- TASK
Repeat each entry word for word. Leave any images out of the copy.

- MATERIAL FOR THIS EXERCISE
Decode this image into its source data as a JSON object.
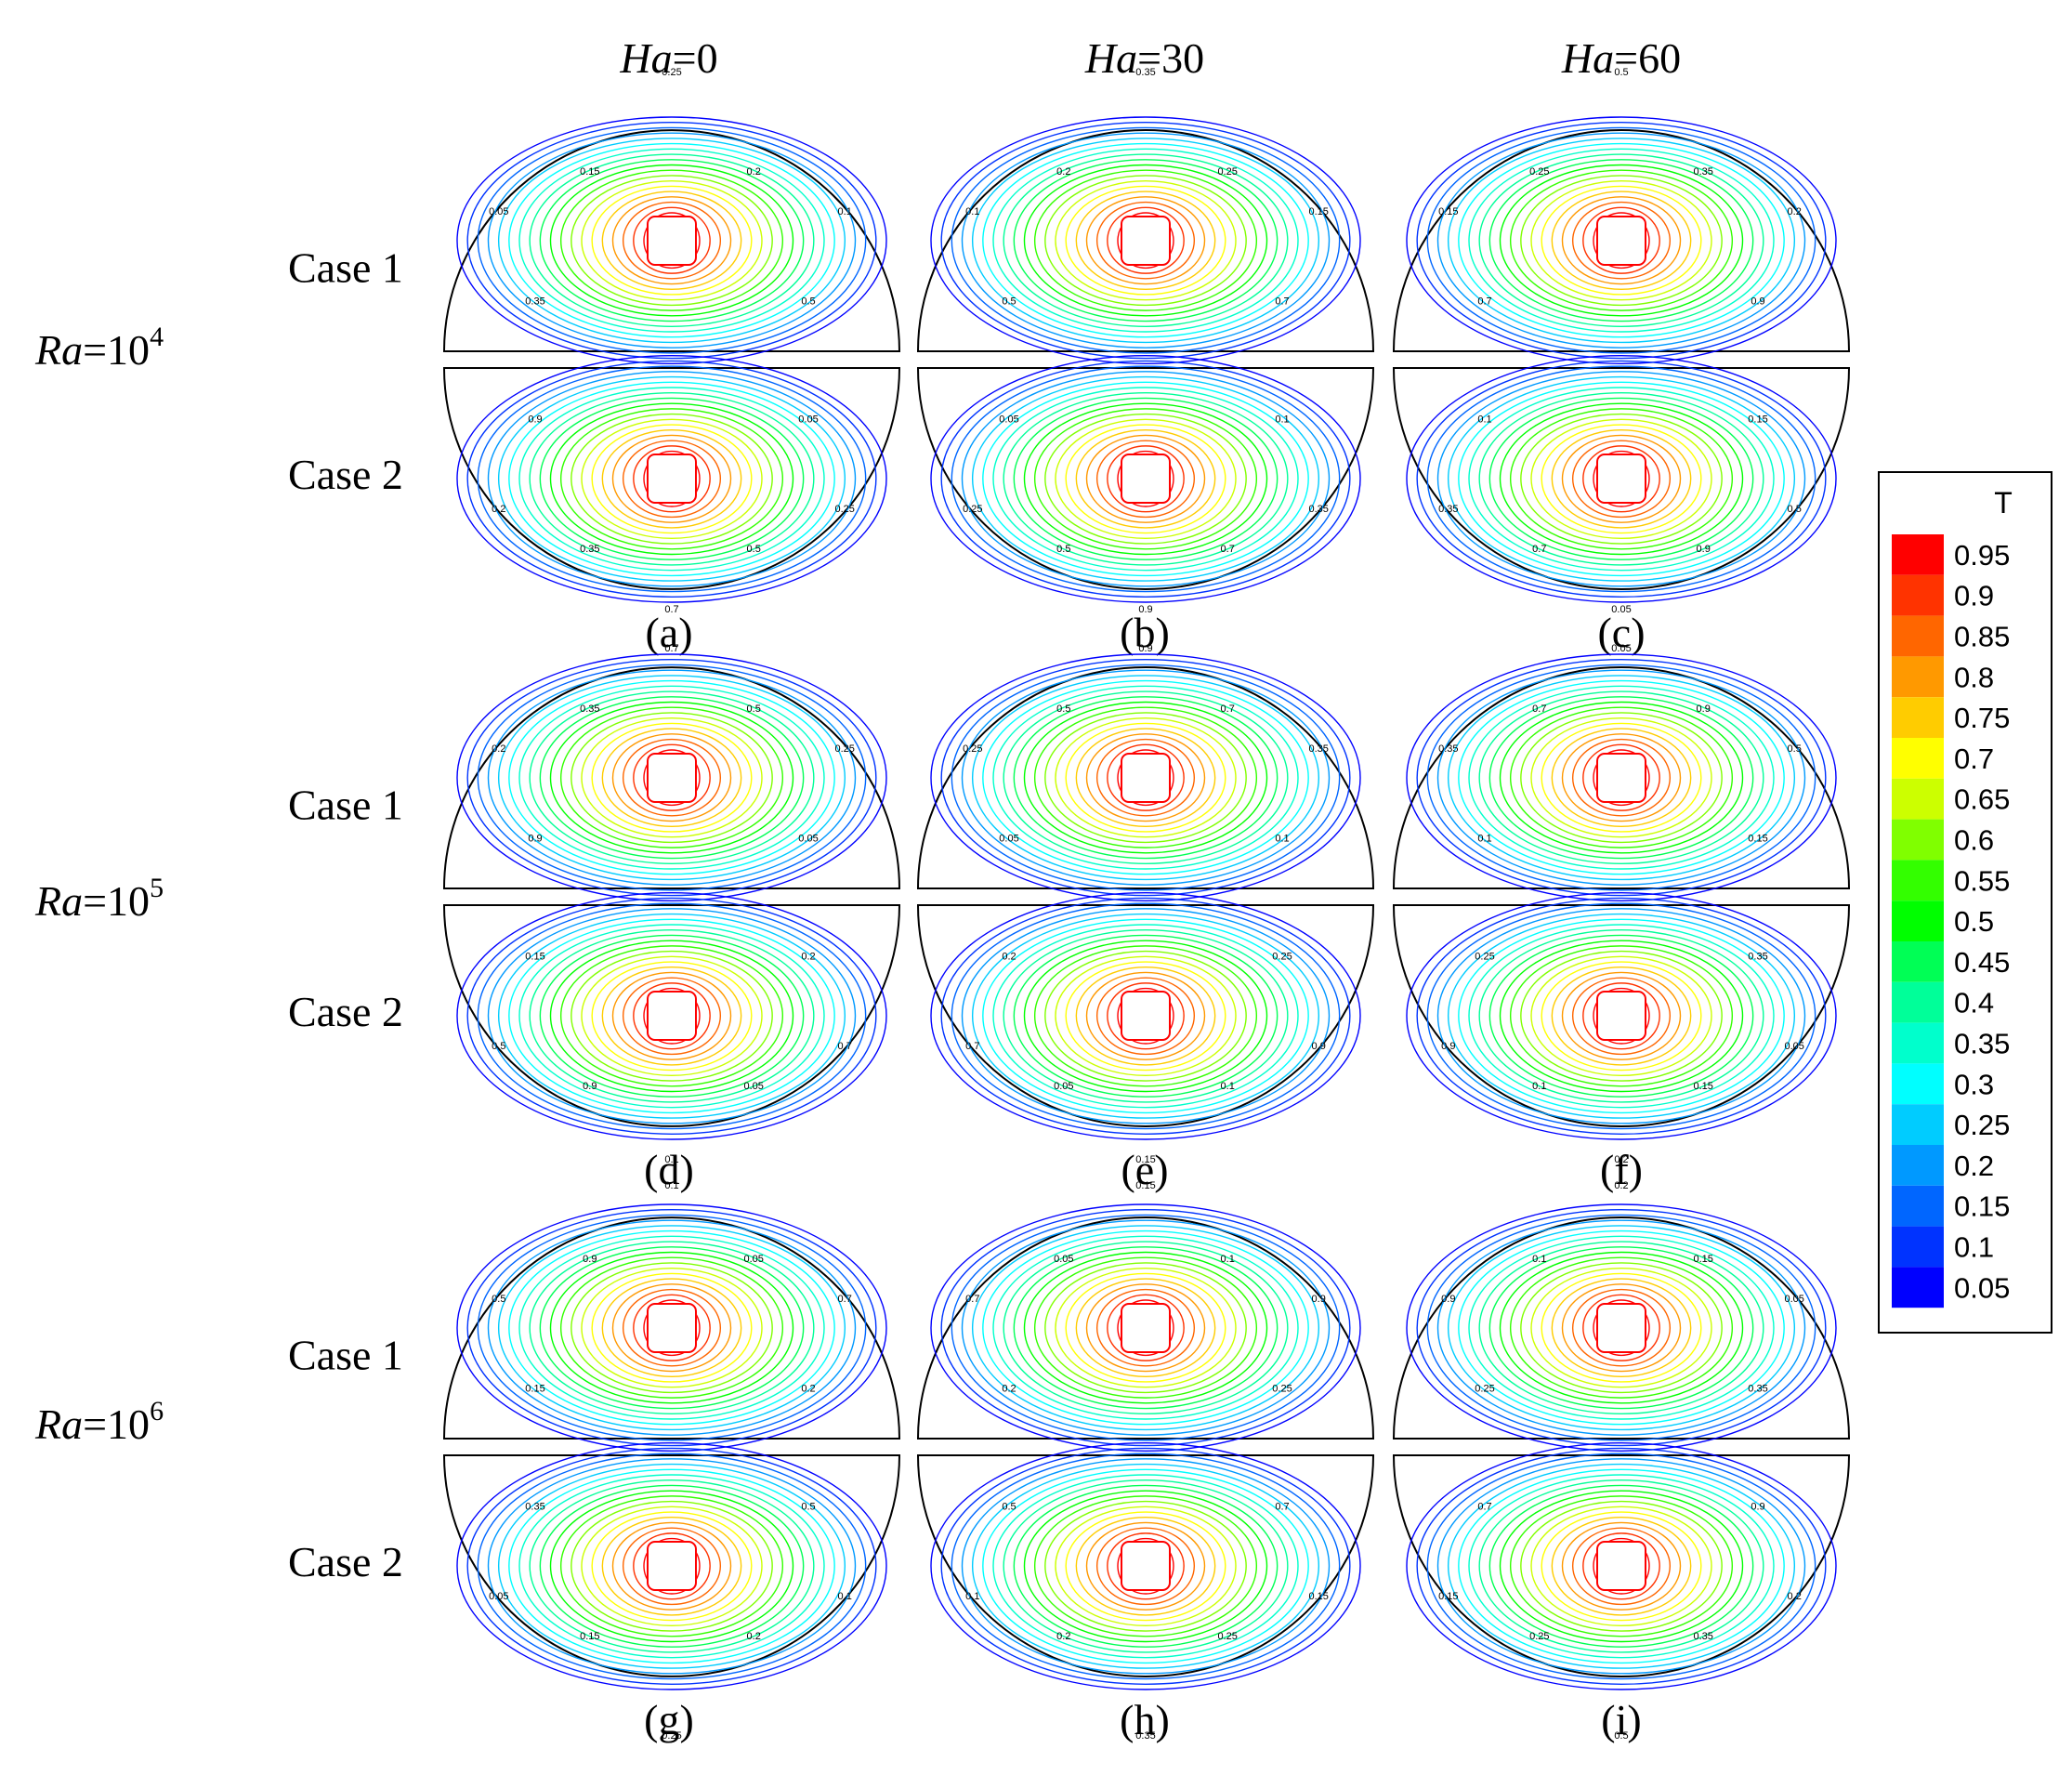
{
  "column_headers": [
    {
      "var": "Ha",
      "value": "=0"
    },
    {
      "var": "Ha",
      "value": "=30"
    },
    {
      "var": "Ha",
      "value": "=60"
    }
  ],
  "row_headers": [
    {
      "var": "Ra",
      "base": "=10",
      "exp": "4"
    },
    {
      "var": "Ra",
      "base": "=10",
      "exp": "5"
    },
    {
      "var": "Ra",
      "base": "=10",
      "exp": "6"
    }
  ],
  "case_labels": [
    "Case 1",
    "Case 2"
  ],
  "panel_labels": [
    "(a)",
    "(b)",
    "(c)",
    "(d)",
    "(e)",
    "(f)",
    "(g)",
    "(h)",
    "(i)"
  ],
  "legend": {
    "title": "T",
    "levels": [
      "0.95",
      "0.9",
      "0.85",
      "0.8",
      "0.75",
      "0.7",
      "0.65",
      "0.6",
      "0.55",
      "0.5",
      "0.45",
      "0.4",
      "0.35",
      "0.3",
      "0.25",
      "0.2",
      "0.15",
      "0.1",
      "0.05"
    ],
    "colors": [
      "#ff0000",
      "#ff3300",
      "#ff6600",
      "#ff9900",
      "#ffcc00",
      "#ffff00",
      "#ccff00",
      "#80ff00",
      "#33ff00",
      "#00ff00",
      "#00ff55",
      "#00ff99",
      "#00ffcc",
      "#00ffff",
      "#00ccff",
      "#0099ff",
      "#0066ff",
      "#0033ff",
      "#0000ff"
    ]
  },
  "contour_labels": [
    "0.05",
    "0.1",
    "0.15",
    "0.2",
    "0.25",
    "0.35",
    "0.5",
    "0.7",
    "0.9"
  ]
}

- EXERCISE RESULT
Decode this image into its source data as a JSON object.
{
  "column_headers": [
    {
      "var": "Ha",
      "value": "=0"
    },
    {
      "var": "Ha",
      "value": "=30"
    },
    {
      "var": "Ha",
      "value": "=60"
    }
  ],
  "row_headers": [
    {
      "var": "Ra",
      "base": "=10",
      "exp": "4"
    },
    {
      "var": "Ra",
      "base": "=10",
      "exp": "5"
    },
    {
      "var": "Ra",
      "base": "=10",
      "exp": "6"
    }
  ],
  "case_labels": [
    "Case 1",
    "Case 2"
  ],
  "panel_labels": [
    "(a)",
    "(b)",
    "(c)",
    "(d)",
    "(e)",
    "(f)",
    "(g)",
    "(h)",
    "(i)"
  ],
  "legend": {
    "title": "T",
    "levels": [
      "0.95",
      "0.9",
      "0.85",
      "0.8",
      "0.75",
      "0.7",
      "0.65",
      "0.6",
      "0.55",
      "0.5",
      "0.45",
      "0.4",
      "0.35",
      "0.3",
      "0.25",
      "0.2",
      "0.15",
      "0.1",
      "0.05"
    ],
    "colors": [
      "#ff0000",
      "#ff3300",
      "#ff6600",
      "#ff9900",
      "#ffcc00",
      "#ffff00",
      "#ccff00",
      "#80ff00",
      "#33ff00",
      "#00ff00",
      "#00ff55",
      "#00ff99",
      "#00ffcc",
      "#00ffff",
      "#00ccff",
      "#0099ff",
      "#0066ff",
      "#0033ff",
      "#0000ff"
    ]
  },
  "contour_labels": [
    "0.05",
    "0.1",
    "0.15",
    "0.2",
    "0.25",
    "0.35",
    "0.5",
    "0.7",
    "0.9"
  ]
}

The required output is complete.